-- start The data --

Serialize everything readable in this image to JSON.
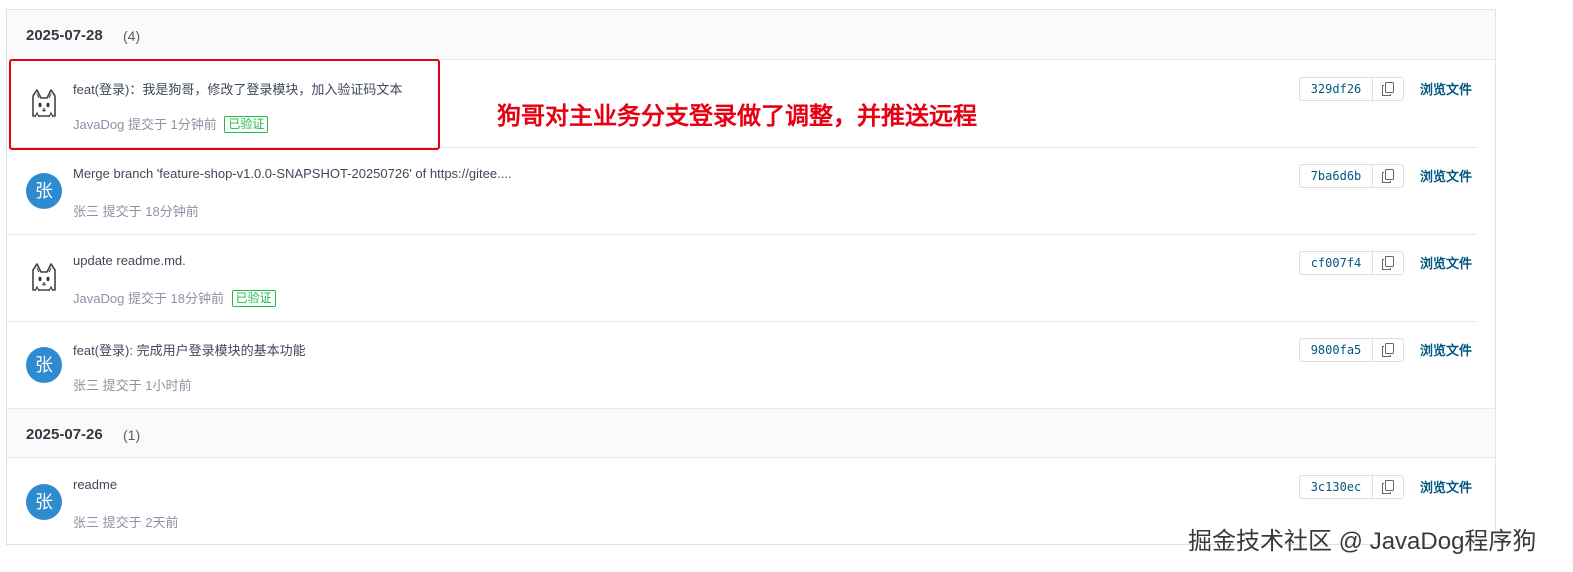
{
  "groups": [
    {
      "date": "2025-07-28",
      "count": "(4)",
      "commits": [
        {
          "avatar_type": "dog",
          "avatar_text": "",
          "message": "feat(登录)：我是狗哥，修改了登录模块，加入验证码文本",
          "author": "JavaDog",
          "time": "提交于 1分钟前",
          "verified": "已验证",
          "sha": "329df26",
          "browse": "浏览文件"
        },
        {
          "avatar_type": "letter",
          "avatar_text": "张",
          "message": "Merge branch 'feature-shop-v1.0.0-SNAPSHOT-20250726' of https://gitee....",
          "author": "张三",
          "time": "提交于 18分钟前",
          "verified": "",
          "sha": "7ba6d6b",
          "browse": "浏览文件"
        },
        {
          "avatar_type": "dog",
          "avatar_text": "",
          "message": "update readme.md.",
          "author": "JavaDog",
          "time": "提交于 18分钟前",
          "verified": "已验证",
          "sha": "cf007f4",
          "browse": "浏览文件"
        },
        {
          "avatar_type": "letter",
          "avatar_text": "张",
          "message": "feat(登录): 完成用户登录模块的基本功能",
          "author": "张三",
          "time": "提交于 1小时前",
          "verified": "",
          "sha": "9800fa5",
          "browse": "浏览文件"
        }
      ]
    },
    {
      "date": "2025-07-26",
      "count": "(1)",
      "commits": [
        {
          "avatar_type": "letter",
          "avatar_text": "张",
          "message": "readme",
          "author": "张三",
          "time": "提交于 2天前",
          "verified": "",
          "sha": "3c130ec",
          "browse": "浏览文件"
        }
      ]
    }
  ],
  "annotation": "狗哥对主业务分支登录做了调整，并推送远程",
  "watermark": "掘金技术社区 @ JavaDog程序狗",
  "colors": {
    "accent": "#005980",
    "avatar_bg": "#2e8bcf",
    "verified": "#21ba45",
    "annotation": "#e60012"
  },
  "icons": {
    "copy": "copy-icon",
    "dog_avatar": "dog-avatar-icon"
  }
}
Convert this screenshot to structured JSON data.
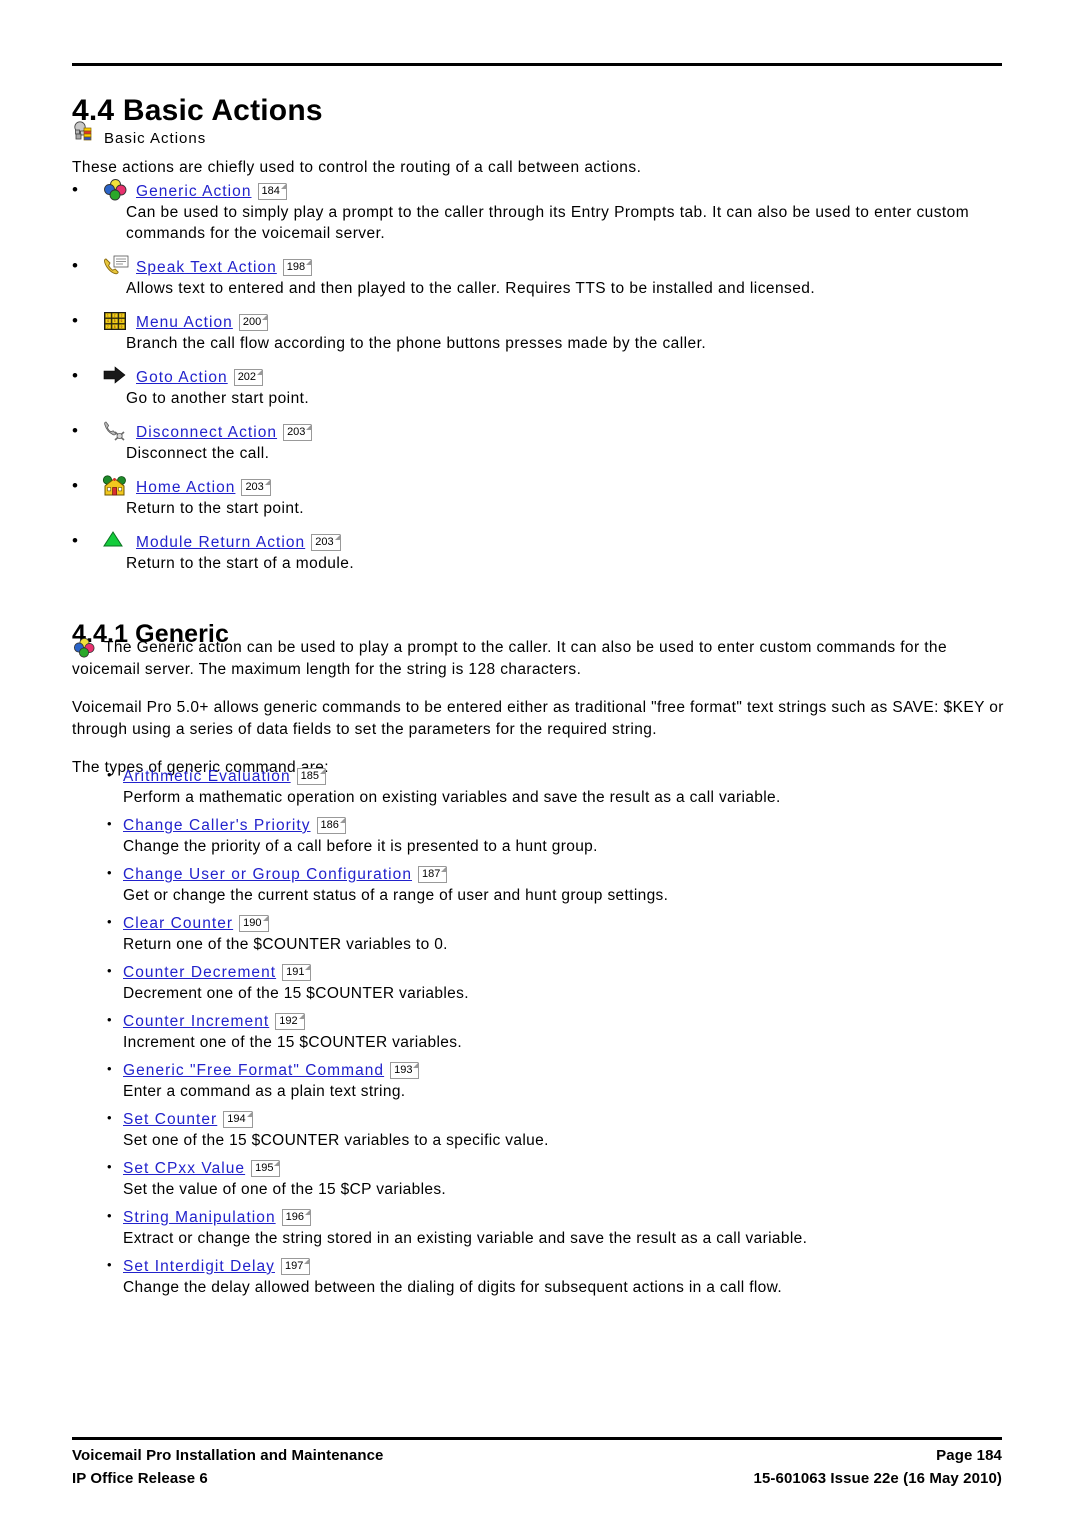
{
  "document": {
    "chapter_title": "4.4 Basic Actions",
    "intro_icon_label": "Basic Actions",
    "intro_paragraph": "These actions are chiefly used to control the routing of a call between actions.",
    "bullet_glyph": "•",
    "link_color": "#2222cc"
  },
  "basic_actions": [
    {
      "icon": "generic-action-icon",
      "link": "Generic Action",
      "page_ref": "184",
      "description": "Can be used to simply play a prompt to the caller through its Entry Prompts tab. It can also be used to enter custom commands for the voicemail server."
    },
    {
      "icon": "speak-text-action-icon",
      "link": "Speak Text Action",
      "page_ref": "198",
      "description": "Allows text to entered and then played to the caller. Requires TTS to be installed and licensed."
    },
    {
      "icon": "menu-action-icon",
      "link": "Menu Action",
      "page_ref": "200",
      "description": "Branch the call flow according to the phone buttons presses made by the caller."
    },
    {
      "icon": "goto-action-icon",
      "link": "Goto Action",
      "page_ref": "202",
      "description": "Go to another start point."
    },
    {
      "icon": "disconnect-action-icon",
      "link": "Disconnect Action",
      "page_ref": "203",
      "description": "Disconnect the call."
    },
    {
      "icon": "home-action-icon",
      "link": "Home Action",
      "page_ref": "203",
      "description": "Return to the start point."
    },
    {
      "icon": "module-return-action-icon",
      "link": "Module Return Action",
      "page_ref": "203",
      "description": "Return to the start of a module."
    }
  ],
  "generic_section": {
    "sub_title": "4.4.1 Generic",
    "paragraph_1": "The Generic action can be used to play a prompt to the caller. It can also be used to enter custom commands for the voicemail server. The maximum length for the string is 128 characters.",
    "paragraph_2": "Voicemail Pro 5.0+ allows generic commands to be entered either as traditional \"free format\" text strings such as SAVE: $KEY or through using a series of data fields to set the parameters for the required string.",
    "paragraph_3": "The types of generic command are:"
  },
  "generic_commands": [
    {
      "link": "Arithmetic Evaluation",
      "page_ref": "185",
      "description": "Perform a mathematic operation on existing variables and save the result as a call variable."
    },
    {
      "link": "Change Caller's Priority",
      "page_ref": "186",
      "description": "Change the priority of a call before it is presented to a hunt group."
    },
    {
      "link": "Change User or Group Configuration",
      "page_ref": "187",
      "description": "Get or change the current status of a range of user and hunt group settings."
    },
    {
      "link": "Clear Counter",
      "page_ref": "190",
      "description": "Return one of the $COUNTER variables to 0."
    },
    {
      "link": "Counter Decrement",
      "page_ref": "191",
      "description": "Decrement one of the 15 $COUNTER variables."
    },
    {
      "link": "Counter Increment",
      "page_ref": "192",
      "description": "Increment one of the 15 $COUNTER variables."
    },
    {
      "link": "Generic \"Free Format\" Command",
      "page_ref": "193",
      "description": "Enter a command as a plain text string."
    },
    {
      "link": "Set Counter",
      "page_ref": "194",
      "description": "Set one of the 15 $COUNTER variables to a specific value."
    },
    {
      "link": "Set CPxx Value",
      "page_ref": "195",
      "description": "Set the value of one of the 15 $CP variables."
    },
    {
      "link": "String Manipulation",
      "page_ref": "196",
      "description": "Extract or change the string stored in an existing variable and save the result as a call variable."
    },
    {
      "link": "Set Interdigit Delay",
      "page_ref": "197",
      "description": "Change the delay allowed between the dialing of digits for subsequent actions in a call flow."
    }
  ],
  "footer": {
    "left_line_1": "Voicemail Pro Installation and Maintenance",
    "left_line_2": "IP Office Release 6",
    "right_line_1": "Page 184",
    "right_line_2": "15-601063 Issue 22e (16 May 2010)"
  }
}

-- end The data --
-- start The data --

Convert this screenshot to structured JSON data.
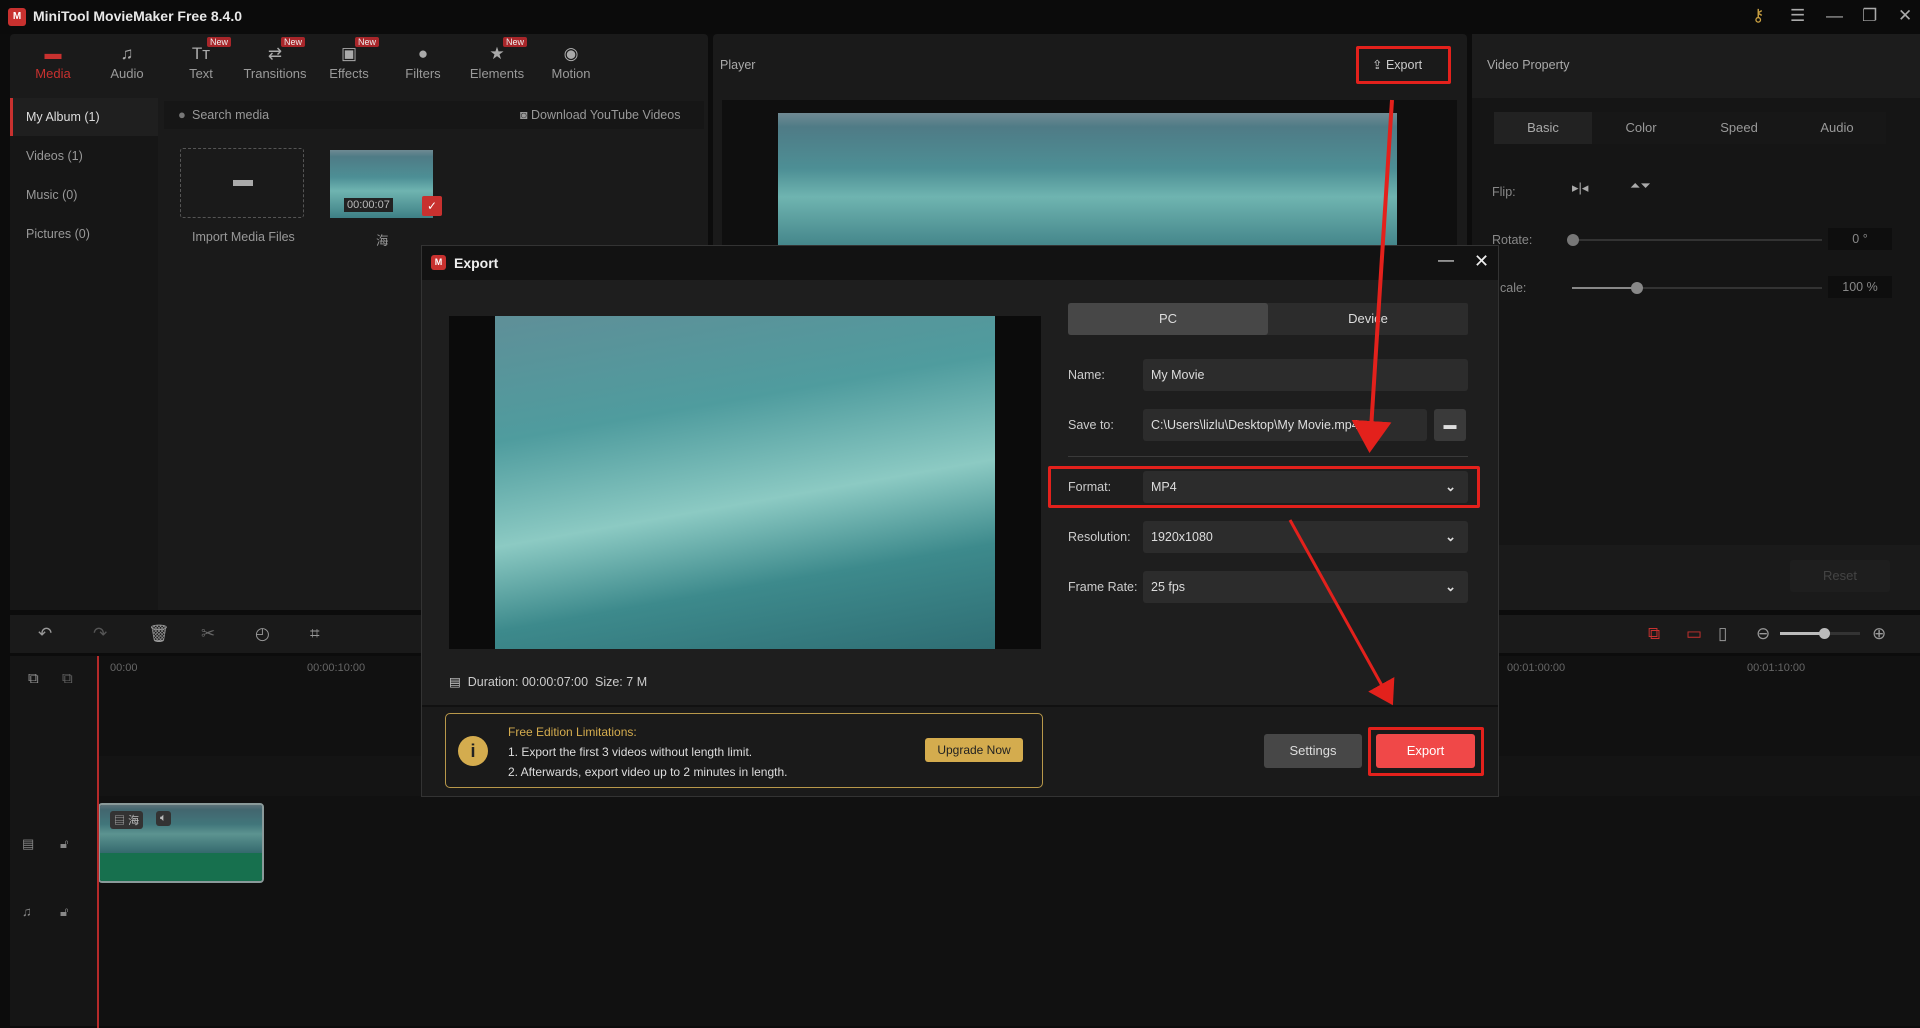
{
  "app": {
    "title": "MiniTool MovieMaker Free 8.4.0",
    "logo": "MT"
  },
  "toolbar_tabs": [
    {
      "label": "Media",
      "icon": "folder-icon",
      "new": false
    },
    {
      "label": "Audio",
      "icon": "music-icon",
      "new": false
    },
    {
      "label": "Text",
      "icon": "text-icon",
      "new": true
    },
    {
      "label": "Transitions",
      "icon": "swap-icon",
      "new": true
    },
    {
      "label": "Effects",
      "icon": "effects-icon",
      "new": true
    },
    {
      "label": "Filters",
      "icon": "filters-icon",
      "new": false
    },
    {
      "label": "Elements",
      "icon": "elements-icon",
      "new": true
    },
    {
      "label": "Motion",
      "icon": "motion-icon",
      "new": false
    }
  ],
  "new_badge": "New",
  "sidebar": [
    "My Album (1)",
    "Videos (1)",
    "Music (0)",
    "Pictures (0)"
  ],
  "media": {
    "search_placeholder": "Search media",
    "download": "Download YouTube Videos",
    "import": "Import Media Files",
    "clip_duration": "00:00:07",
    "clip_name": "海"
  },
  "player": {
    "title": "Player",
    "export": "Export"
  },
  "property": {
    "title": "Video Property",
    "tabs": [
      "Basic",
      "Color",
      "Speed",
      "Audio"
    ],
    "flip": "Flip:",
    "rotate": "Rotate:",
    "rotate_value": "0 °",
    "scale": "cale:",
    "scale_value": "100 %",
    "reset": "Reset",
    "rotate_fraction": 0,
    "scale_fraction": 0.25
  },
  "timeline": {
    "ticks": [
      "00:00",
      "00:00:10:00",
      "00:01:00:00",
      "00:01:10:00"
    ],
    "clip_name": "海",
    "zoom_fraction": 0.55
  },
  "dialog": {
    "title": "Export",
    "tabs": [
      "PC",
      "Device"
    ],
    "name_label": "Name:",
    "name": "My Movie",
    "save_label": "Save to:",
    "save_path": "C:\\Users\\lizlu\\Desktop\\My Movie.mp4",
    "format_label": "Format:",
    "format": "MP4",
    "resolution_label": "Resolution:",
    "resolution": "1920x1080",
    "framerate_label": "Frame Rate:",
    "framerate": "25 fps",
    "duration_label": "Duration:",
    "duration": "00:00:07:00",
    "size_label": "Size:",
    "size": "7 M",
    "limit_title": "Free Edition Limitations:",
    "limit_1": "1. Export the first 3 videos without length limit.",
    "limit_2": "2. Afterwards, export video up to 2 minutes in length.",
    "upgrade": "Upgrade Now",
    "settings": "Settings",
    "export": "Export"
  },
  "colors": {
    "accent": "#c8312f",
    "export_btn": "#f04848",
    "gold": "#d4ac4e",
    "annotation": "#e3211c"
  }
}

-- end The data --
-- start The data --

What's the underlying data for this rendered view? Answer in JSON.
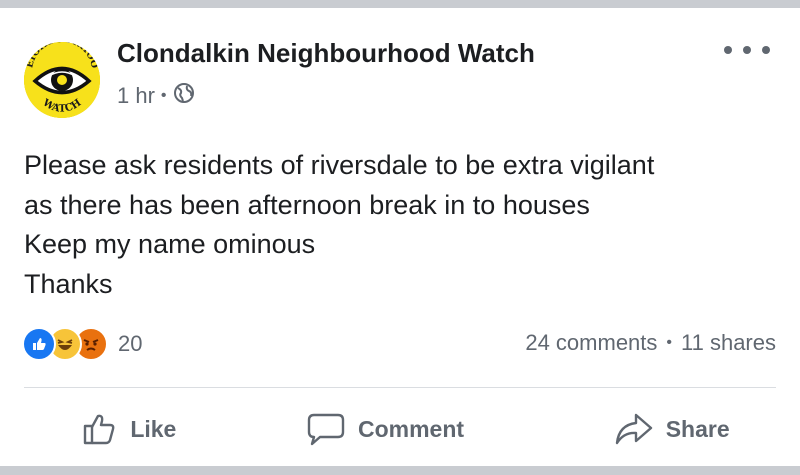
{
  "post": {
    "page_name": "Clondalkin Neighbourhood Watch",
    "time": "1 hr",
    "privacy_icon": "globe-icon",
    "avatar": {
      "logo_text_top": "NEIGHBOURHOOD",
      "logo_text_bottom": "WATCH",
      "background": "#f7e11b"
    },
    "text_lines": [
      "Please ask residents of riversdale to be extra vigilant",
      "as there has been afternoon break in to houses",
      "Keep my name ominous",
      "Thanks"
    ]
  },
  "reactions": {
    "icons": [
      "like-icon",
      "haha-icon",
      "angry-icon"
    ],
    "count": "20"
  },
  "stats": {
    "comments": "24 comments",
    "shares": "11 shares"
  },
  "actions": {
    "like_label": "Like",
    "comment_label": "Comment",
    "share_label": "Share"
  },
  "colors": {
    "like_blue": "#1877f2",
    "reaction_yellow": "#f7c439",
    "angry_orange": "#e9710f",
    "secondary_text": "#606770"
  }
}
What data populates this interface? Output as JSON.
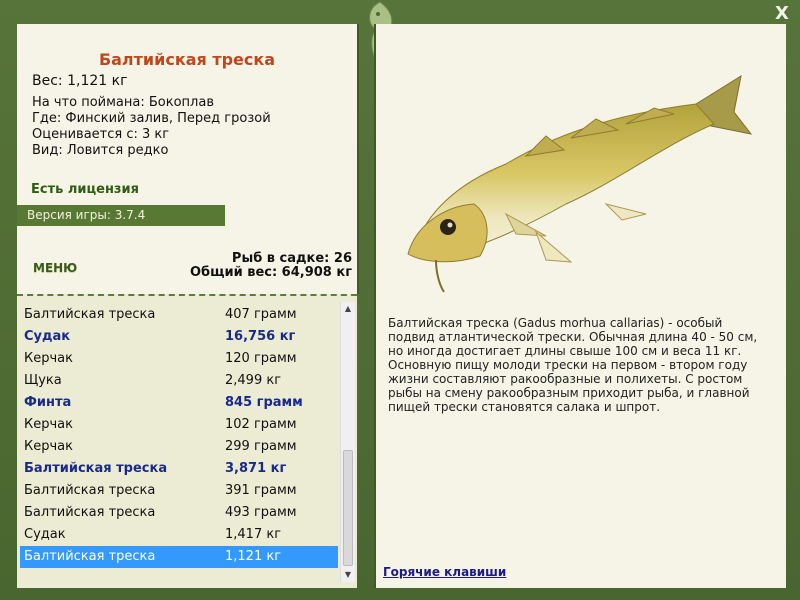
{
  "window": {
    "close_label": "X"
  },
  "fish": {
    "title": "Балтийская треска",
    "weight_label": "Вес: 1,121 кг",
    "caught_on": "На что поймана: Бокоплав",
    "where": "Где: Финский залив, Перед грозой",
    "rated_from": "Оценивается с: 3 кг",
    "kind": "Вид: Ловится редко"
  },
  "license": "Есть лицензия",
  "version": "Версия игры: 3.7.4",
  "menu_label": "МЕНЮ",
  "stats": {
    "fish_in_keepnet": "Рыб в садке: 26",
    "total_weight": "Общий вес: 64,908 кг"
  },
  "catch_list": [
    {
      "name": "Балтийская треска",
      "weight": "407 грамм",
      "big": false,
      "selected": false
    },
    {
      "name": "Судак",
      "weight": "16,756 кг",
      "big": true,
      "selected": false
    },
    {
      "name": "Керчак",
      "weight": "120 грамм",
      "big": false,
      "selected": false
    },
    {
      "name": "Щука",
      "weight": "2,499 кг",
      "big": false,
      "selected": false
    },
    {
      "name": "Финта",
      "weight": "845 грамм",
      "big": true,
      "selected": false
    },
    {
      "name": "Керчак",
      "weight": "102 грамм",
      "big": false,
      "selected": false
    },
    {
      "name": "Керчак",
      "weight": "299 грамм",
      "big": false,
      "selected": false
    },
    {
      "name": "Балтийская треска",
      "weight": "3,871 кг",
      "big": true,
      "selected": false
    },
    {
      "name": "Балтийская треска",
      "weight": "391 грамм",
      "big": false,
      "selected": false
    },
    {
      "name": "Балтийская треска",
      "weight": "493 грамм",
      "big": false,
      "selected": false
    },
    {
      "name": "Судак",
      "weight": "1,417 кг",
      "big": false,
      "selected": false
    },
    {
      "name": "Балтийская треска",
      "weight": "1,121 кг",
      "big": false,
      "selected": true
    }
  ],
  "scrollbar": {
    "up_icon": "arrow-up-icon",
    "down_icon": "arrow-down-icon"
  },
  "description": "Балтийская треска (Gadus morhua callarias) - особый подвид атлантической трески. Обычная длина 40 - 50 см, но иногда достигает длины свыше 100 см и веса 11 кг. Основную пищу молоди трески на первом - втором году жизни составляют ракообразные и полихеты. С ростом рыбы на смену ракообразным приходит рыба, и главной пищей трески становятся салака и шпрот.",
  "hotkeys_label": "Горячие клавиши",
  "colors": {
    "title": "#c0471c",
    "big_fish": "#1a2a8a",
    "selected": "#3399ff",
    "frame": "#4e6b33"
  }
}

-- end The data --

#### [Written task]
Copy out every line in the entries above that holds "Increment".

#### [Task answer]
      "link": "Counter Increment",
      "description": "Increment one of the 15 $COUNTER variables."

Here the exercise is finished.